§ **Goal of the exercise**
Type out the complete listing below word for word, without its pictures.

### Stored data

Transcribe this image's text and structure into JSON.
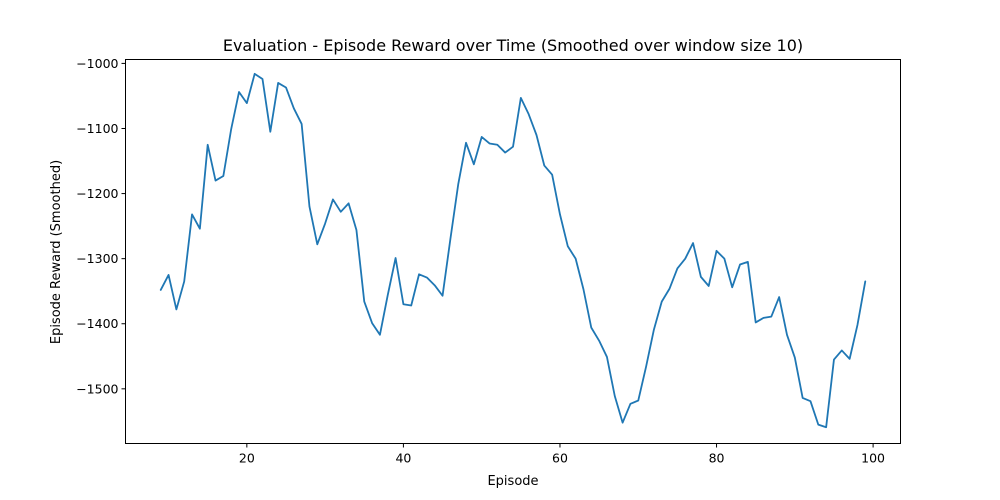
{
  "chart_data": {
    "type": "line",
    "title": "Evaluation - Episode Reward over Time (Smoothed over window size 10)",
    "xlabel": "Episode",
    "ylabel": "Episode Reward (Smoothed)",
    "xlim": [
      4.5,
      103.5
    ],
    "ylim": [
      -1584,
      -994
    ],
    "xticks": [
      20,
      40,
      60,
      80,
      100
    ],
    "yticks": [
      -1000,
      -1100,
      -1200,
      -1300,
      -1400,
      -1500
    ],
    "xtick_labels": [
      "20",
      "40",
      "60",
      "80",
      "100"
    ],
    "ytick_labels": [
      "−1000",
      "−1100",
      "−1200",
      "−1300",
      "−1400",
      "−1500"
    ],
    "grid": false,
    "legend": "none",
    "series": [
      {
        "name": "Episode Reward (Smoothed)",
        "color": "#1f77b4",
        "x": [
          9,
          10,
          11,
          12,
          13,
          14,
          15,
          16,
          17,
          18,
          19,
          20,
          21,
          22,
          23,
          24,
          25,
          26,
          27,
          28,
          29,
          30,
          31,
          32,
          33,
          34,
          35,
          36,
          37,
          38,
          39,
          40,
          41,
          42,
          43,
          44,
          45,
          46,
          47,
          48,
          49,
          50,
          51,
          52,
          53,
          54,
          55,
          56,
          57,
          58,
          59,
          60,
          61,
          62,
          63,
          64,
          65,
          66,
          67,
          68,
          69,
          70,
          71,
          72,
          73,
          74,
          75,
          76,
          77,
          78,
          79,
          80,
          81,
          82,
          83,
          84,
          85,
          86,
          87,
          88,
          89,
          90,
          91,
          92,
          93,
          94,
          95,
          96,
          97,
          98,
          99
        ],
        "values": [
          -1348,
          -1325,
          -1378,
          -1335,
          -1232,
          -1254,
          -1125,
          -1180,
          -1173,
          -1101,
          -1044,
          -1061,
          -1016,
          -1024,
          -1105,
          -1030,
          -1037,
          -1069,
          -1093,
          -1220,
          -1278,
          -1246,
          -1209,
          -1228,
          -1215,
          -1256,
          -1366,
          -1399,
          -1417,
          -1356,
          -1299,
          -1370,
          -1372,
          -1324,
          -1329,
          -1341,
          -1357,
          -1270,
          -1186,
          -1122,
          -1155,
          -1113,
          -1123,
          -1125,
          -1137,
          -1128,
          -1053,
          -1078,
          -1110,
          -1157,
          -1171,
          -1232,
          -1281,
          -1300,
          -1347,
          -1406,
          -1426,
          -1451,
          -1511,
          -1552,
          -1523,
          -1518,
          -1466,
          -1409,
          -1366,
          -1346,
          -1315,
          -1300,
          -1276,
          -1328,
          -1342,
          -1288,
          -1300,
          -1344,
          -1309,
          -1305,
          -1398,
          -1391,
          -1389,
          -1359,
          -1417,
          -1452,
          -1514,
          -1519,
          -1555,
          -1559,
          -1455,
          -1441,
          -1454,
          -1402,
          -1335
        ]
      }
    ]
  }
}
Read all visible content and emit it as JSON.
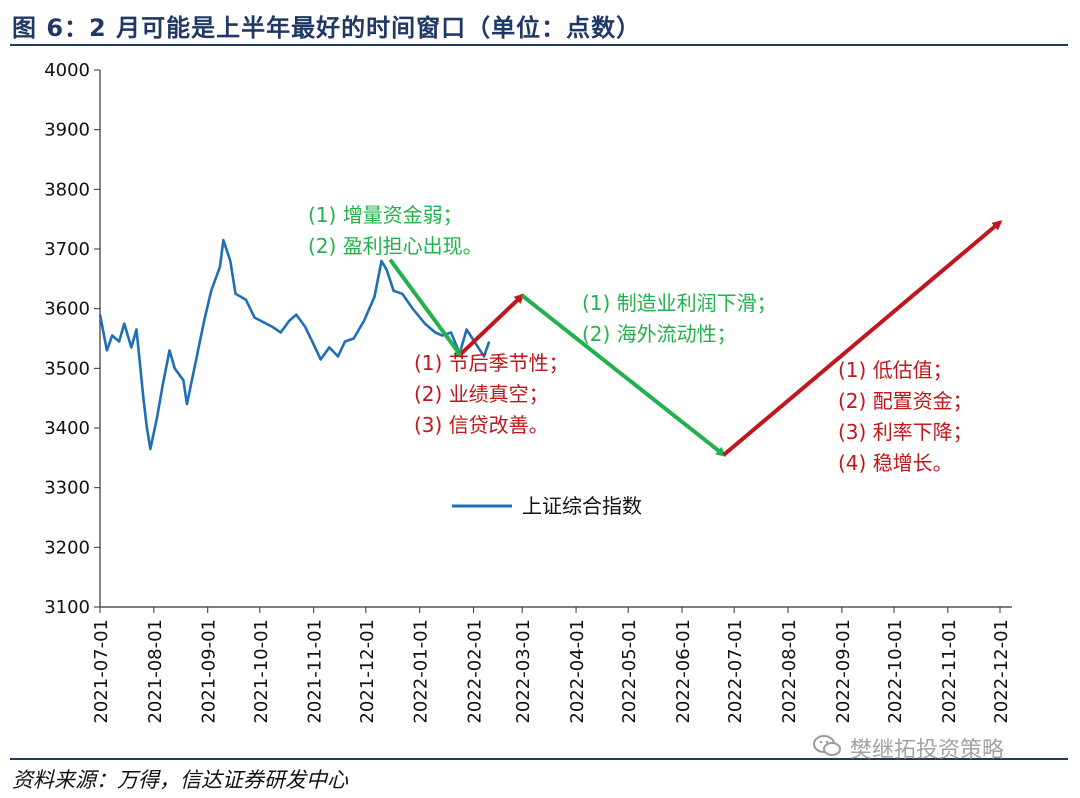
{
  "title": "图 6：2 月可能是上半年最好的时间窗口（单位：点数）",
  "source": "资料来源：万得，信达证券研发中心",
  "watermark": "樊继拓投资策略",
  "icons": {
    "watermark": "wechat-icon"
  },
  "colors": {
    "series": "#1f6fb4",
    "green": "#22b14c",
    "red": "#c0161c",
    "title": "#1f3864"
  },
  "chart_data": {
    "type": "line",
    "title": "图 6：2 月可能是上半年最好的时间窗口（单位：点数）",
    "xlabel": "",
    "ylabel": "",
    "ylim": [
      3100,
      4000
    ],
    "yticks": [
      3100,
      3200,
      3300,
      3400,
      3500,
      3600,
      3700,
      3800,
      3900,
      4000
    ],
    "x_ticks": [
      "2021-07-01",
      "2021-08-01",
      "2021-09-01",
      "2021-10-01",
      "2021-11-01",
      "2021-12-01",
      "2022-01-01",
      "2022-02-01",
      "2022-03-01",
      "2022-04-01",
      "2022-05-01",
      "2022-06-01",
      "2022-07-01",
      "2022-08-01",
      "2022-09-01",
      "2022-10-01",
      "2022-11-01",
      "2022-12-01"
    ],
    "legend": {
      "position": "center",
      "entries": [
        "上证综合指数"
      ]
    },
    "series": [
      {
        "name": "上证综合指数",
        "x": [
          "2021-07-01",
          "2021-07-05",
          "2021-07-08",
          "2021-07-12",
          "2021-07-15",
          "2021-07-19",
          "2021-07-22",
          "2021-07-26",
          "2021-07-28",
          "2021-07-30",
          "2021-08-03",
          "2021-08-06",
          "2021-08-10",
          "2021-08-13",
          "2021-08-18",
          "2021-08-20",
          "2021-08-25",
          "2021-08-30",
          "2021-09-03",
          "2021-09-08",
          "2021-09-10",
          "2021-09-14",
          "2021-09-17",
          "2021-09-23",
          "2021-09-28",
          "2021-10-08",
          "2021-10-13",
          "2021-10-18",
          "2021-10-22",
          "2021-10-27",
          "2021-11-01",
          "2021-11-05",
          "2021-11-10",
          "2021-11-15",
          "2021-11-19",
          "2021-11-24",
          "2021-11-30",
          "2021-12-06",
          "2021-12-10",
          "2021-12-13",
          "2021-12-17",
          "2021-12-22",
          "2021-12-28",
          "2022-01-04",
          "2022-01-10",
          "2022-01-14",
          "2022-01-19",
          "2022-01-24",
          "2022-01-28",
          "2022-02-07",
          "2022-02-10"
        ],
        "values": [
          3590,
          3530,
          3555,
          3545,
          3575,
          3535,
          3565,
          3450,
          3400,
          3365,
          3420,
          3470,
          3530,
          3500,
          3480,
          3440,
          3510,
          3580,
          3630,
          3670,
          3715,
          3680,
          3625,
          3615,
          3585,
          3570,
          3560,
          3580,
          3590,
          3570,
          3540,
          3515,
          3535,
          3520,
          3545,
          3550,
          3580,
          3620,
          3680,
          3665,
          3630,
          3625,
          3600,
          3575,
          3560,
          3555,
          3560,
          3525,
          3565,
          3520,
          3545
        ]
      }
    ],
    "arrows": [
      {
        "color": "green",
        "from": {
          "x": "2021-12-15",
          "y": 3682
        },
        "to": {
          "x": "2022-01-25",
          "y": 3520
        }
      },
      {
        "color": "red",
        "from": {
          "x": "2022-01-25",
          "y": 3525
        },
        "to": {
          "x": "2022-03-01",
          "y": 3622
        }
      },
      {
        "color": "green",
        "from": {
          "x": "2022-03-01",
          "y": 3622
        },
        "to": {
          "x": "2022-06-25",
          "y": 3355
        }
      },
      {
        "color": "red",
        "from": {
          "x": "2022-06-25",
          "y": 3355
        },
        "to": {
          "x": "2022-12-01",
          "y": 3745
        }
      }
    ],
    "annotations": [
      {
        "id": "anno-1",
        "color": "green",
        "lines": [
          "(1) 增量资金弱；",
          "(2) 盈利担心出现。"
        ]
      },
      {
        "id": "anno-2",
        "color": "red",
        "lines": [
          "(1) 节后季节性；",
          "(2) 业绩真空；",
          "(3) 信贷改善。"
        ]
      },
      {
        "id": "anno-3",
        "color": "green",
        "lines": [
          "(1) 制造业利润下滑；",
          "(2) 海外流动性；"
        ]
      },
      {
        "id": "anno-4",
        "color": "red",
        "lines": [
          "(1)  低估值；",
          "(2)  配置资金；",
          "(3)  利率下降；",
          "(4)  稳增长。"
        ]
      }
    ]
  }
}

######

§ **Output of the exercise**
Transcribe this image's text and structure into JSON.
{
  "chart_data": {
    "type": "line",
    "title": "Evaluation - Episode Reward over Time (Smoothed over window size 10)",
    "xlabel": "Episode",
    "ylabel": "Episode Reward (Smoothed)",
    "xlim": [
      4.5,
      103.5
    ],
    "ylim": [
      -1584,
      -994
    ],
    "xticks": [
      20,
      40,
      60,
      80,
      100
    ],
    "yticks": [
      -1000,
      -1100,
      -1200,
      -1300,
      -1400,
      -1500
    ],
    "xtick_labels": [
      "20",
      "40",
      "60",
      "80",
      "100"
    ],
    "ytick_labels": [
      "−1000",
      "−1100",
      "−1200",
      "−1300",
      "−1400",
      "−1500"
    ],
    "grid": false,
    "legend": "none",
    "series": [
      {
        "name": "Episode Reward (Smoothed)",
        "color": "#1f77b4",
        "x": [
          9,
          10,
          11,
          12,
          13,
          14,
          15,
          16,
          17,
          18,
          19,
          20,
          21,
          22,
          23,
          24,
          25,
          26,
          27,
          28,
          29,
          30,
          31,
          32,
          33,
          34,
          35,
          36,
          37,
          38,
          39,
          40,
          41,
          42,
          43,
          44,
          45,
          46,
          47,
          48,
          49,
          50,
          51,
          52,
          53,
          54,
          55,
          56,
          57,
          58,
          59,
          60,
          61,
          62,
          63,
          64,
          65,
          66,
          67,
          68,
          69,
          70,
          71,
          72,
          73,
          74,
          75,
          76,
          77,
          78,
          79,
          80,
          81,
          82,
          83,
          84,
          85,
          86,
          87,
          88,
          89,
          90,
          91,
          92,
          93,
          94,
          95,
          96,
          97,
          98,
          99
        ],
        "values": [
          -1348,
          -1325,
          -1378,
          -1335,
          -1232,
          -1254,
          -1125,
          -1180,
          -1173,
          -1101,
          -1044,
          -1061,
          -1016,
          -1024,
          -1105,
          -1030,
          -1037,
          -1069,
          -1093,
          -1220,
          -1278,
          -1246,
          -1209,
          -1228,
          -1215,
          -1256,
          -1366,
          -1399,
          -1417,
          -1356,
          -1299,
          -1370,
          -1372,
          -1324,
          -1329,
          -1341,
          -1357,
          -1270,
          -1186,
          -1122,
          -1155,
          -1113,
          -1123,
          -1125,
          -1137,
          -1128,
          -1053,
          -1078,
          -1110,
          -1157,
          -1171,
          -1232,
          -1281,
          -1300,
          -1347,
          -1406,
          -1426,
          -1451,
          -1511,
          -1552,
          -1523,
          -1518,
          -1466,
          -1409,
          -1366,
          -1346,
          -1315,
          -1300,
          -1276,
          -1328,
          -1342,
          -1288,
          -1300,
          -1344,
          -1309,
          -1305,
          -1398,
          -1391,
          -1389,
          -1359,
          -1417,
          -1452,
          -1514,
          -1519,
          -1555,
          -1559,
          -1455,
          -1441,
          -1454,
          -1402,
          -1335
        ]
      }
    ]
  }
}
Read all visible content and emit it as JSON.
{
  "title": "图 6：2 月可能是上半年最好的时间窗口（单位：点数）",
  "source": "资料来源：万得，信达证券研发中心",
  "watermark": "樊继拓投资策略",
  "icons": {
    "watermark": "wechat-icon"
  },
  "colors": {
    "series": "#1f6fb4",
    "green": "#22b14c",
    "red": "#c0161c",
    "title": "#1f3864"
  },
  "chart_data": {
    "type": "line",
    "title": "图 6：2 月可能是上半年最好的时间窗口（单位：点数）",
    "xlabel": "",
    "ylabel": "",
    "ylim": [
      3100,
      4000
    ],
    "yticks": [
      3100,
      3200,
      3300,
      3400,
      3500,
      3600,
      3700,
      3800,
      3900,
      4000
    ],
    "x_ticks": [
      "2021-07-01",
      "2021-08-01",
      "2021-09-01",
      "2021-10-01",
      "2021-11-01",
      "2021-12-01",
      "2022-01-01",
      "2022-02-01",
      "2022-03-01",
      "2022-04-01",
      "2022-05-01",
      "2022-06-01",
      "2022-07-01",
      "2022-08-01",
      "2022-09-01",
      "2022-10-01",
      "2022-11-01",
      "2022-12-01"
    ],
    "legend": {
      "position": "center",
      "entries": [
        "上证综合指数"
      ]
    },
    "series": [
      {
        "name": "上证综合指数",
        "x": [
          "2021-07-01",
          "2021-07-05",
          "2021-07-08",
          "2021-07-12",
          "2021-07-15",
          "2021-07-19",
          "2021-07-22",
          "2021-07-26",
          "2021-07-28",
          "2021-07-30",
          "2021-08-03",
          "2021-08-06",
          "2021-08-10",
          "2021-08-13",
          "2021-08-18",
          "2021-08-20",
          "2021-08-25",
          "2021-08-30",
          "2021-09-03",
          "2021-09-08",
          "2021-09-10",
          "2021-09-14",
          "2021-09-17",
          "2021-09-23",
          "2021-09-28",
          "2021-10-08",
          "2021-10-13",
          "2021-10-18",
          "2021-10-22",
          "2021-10-27",
          "2021-11-01",
          "2021-11-05",
          "2021-11-10",
          "2021-11-15",
          "2021-11-19",
          "2021-11-24",
          "2021-11-30",
          "2021-12-06",
          "2021-12-10",
          "2021-12-13",
          "2021-12-17",
          "2021-12-22",
          "2021-12-28",
          "2022-01-04",
          "2022-01-10",
          "2022-01-14",
          "2022-01-19",
          "2022-01-24",
          "2022-01-28",
          "2022-02-07",
          "2022-02-10"
        ],
        "values": [
          3590,
          3530,
          3555,
          3545,
          3575,
          3535,
          3565,
          3450,
          3400,
          3365,
          3420,
          3470,
          3530,
          3500,
          3480,
          3440,
          3510,
          3580,
          3630,
          3670,
          3715,
          3680,
          3625,
          3615,
          3585,
          3570,
          3560,
          3580,
          3590,
          3570,
          3540,
          3515,
          3535,
          3520,
          3545,
          3550,
          3580,
          3620,
          3680,
          3665,
          3630,
          3625,
          3600,
          3575,
          3560,
          3555,
          3560,
          3525,
          3565,
          3520,
          3545
        ]
      }
    ],
    "arrows": [
      {
        "color": "green",
        "from": {
          "x": "2021-12-15",
          "y": 3682
        },
        "to": {
          "x": "2022-01-25",
          "y": 3520
        }
      },
      {
        "color": "red",
        "from": {
          "x": "2022-01-25",
          "y": 3525
        },
        "to": {
          "x": "2022-03-01",
          "y": 3622
        }
      },
      {
        "color": "green",
        "from": {
          "x": "2022-03-01",
          "y": 3622
        },
        "to": {
          "x": "2022-06-25",
          "y": 3355
        }
      },
      {
        "color": "red",
        "from": {
          "x": "2022-06-25",
          "y": 3355
        },
        "to": {
          "x": "2022-12-01",
          "y": 3745
        }
      }
    ],
    "annotations": [
      {
        "id": "anno-1",
        "color": "green",
        "lines": [
          "(1) 增量资金弱；",
          "(2) 盈利担心出现。"
        ]
      },
      {
        "id": "anno-2",
        "color": "red",
        "lines": [
          "(1) 节后季节性；",
          "(2) 业绩真空；",
          "(3) 信贷改善。"
        ]
      },
      {
        "id": "anno-3",
        "color": "green",
        "lines": [
          "(1) 制造业利润下滑；",
          "(2) 海外流动性；"
        ]
      },
      {
        "id": "anno-4",
        "color": "red",
        "lines": [
          "(1)  低估值；",
          "(2)  配置资金；",
          "(3)  利率下降；",
          "(4)  稳增长。"
        ]
      }
    ]
  }
}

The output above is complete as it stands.